- DATA FOR THIS EXERCISE
↓↓↓
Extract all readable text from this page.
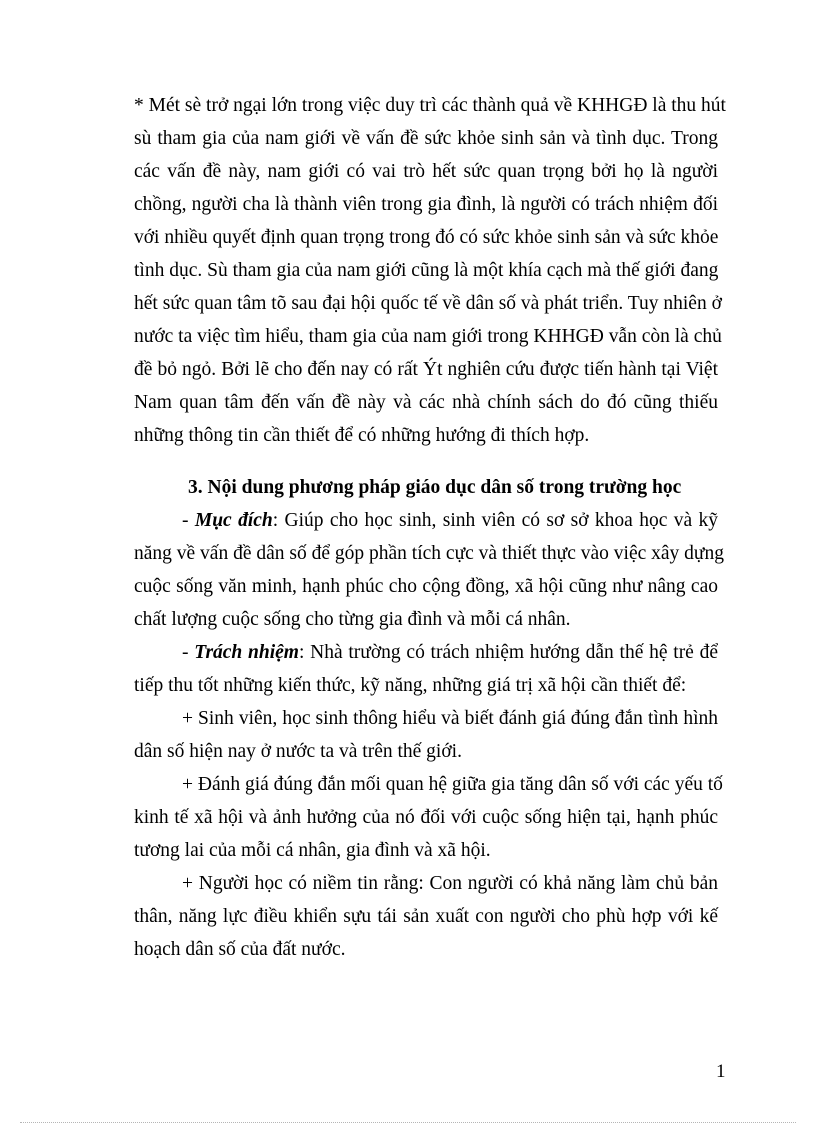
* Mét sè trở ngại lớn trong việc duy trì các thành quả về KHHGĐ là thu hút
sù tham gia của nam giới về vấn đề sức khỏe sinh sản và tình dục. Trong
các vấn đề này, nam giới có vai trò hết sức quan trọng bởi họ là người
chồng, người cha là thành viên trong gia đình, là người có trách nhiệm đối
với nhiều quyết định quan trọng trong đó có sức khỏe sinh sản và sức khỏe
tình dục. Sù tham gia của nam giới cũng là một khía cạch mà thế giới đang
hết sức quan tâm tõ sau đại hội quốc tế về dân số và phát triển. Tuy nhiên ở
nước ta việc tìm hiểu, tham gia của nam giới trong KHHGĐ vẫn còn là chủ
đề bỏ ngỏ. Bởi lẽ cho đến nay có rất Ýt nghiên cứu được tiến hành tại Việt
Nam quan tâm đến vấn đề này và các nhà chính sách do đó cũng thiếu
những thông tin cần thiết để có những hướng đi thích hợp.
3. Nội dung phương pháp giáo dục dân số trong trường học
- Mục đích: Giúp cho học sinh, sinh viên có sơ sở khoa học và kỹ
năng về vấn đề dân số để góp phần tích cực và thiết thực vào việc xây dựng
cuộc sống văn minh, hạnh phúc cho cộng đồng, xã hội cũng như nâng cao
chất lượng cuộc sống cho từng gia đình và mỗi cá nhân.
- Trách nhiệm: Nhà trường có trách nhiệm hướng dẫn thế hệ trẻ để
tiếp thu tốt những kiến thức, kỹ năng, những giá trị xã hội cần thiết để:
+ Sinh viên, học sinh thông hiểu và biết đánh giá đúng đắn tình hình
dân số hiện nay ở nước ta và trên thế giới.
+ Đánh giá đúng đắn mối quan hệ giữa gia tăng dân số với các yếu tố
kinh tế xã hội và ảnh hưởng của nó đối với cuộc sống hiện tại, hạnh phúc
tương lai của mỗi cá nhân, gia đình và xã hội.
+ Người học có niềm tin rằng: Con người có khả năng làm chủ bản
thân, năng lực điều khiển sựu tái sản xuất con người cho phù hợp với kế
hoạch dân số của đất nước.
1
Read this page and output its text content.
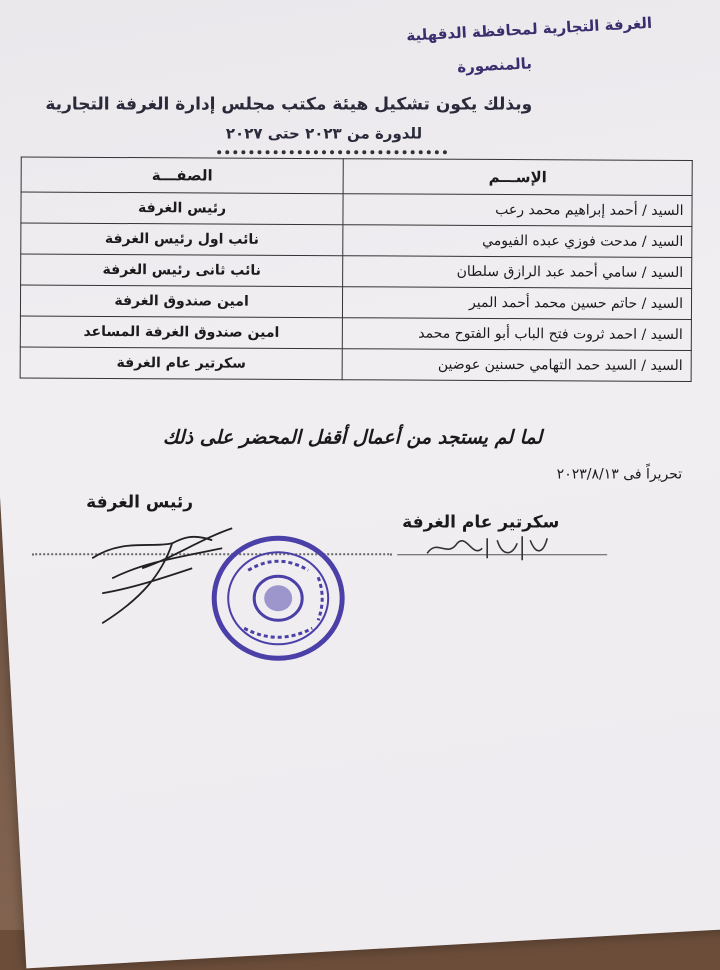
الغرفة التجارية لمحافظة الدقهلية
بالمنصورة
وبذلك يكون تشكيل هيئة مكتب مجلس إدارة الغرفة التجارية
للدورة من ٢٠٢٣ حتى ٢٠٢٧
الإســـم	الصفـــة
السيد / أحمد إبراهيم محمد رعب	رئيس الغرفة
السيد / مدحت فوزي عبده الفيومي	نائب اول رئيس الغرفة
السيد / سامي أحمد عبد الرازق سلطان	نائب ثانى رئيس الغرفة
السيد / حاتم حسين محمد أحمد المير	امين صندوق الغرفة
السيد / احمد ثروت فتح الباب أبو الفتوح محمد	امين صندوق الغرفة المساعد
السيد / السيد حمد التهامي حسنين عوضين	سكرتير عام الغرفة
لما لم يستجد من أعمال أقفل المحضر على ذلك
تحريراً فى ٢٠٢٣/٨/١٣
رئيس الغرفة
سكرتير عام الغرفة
↑↑↑
- REQUEST
Reproduce exactly, and only, the lines from the one containing "Read this page and output its text content." through the last line of the records above, both included, leaving out any pictures.

- SOLUTION FOR THIS PROBLEM
Read this page and output its text content.
الغرفة التجارية لمحافظة الدقهلية
بالمنصورة
وبذلك يكون تشكيل هيئة مكتب مجلس إدارة الغرفة التجارية
للدورة من ٢٠٢٣ حتى ٢٠٢٧
الإســـم	الصفـــة
السيد / أحمد إبراهيم محمد رعب	رئيس الغرفة
السيد / مدحت فوزي عبده الفيومي	نائب اول رئيس الغرفة
السيد / سامي أحمد عبد الرازق سلطان	نائب ثانى رئيس الغرفة
السيد / حاتم حسين محمد أحمد المير	امين صندوق الغرفة
السيد / احمد ثروت فتح الباب أبو الفتوح محمد	امين صندوق الغرفة المساعد
السيد / السيد حمد التهامي حسنين عوضين	سكرتير عام الغرفة
لما لم يستجد من أعمال أقفل المحضر على ذلك
تحريراً فى ٢٠٢٣/٨/١٣
رئيس الغرفة
سكرتير عام الغرفة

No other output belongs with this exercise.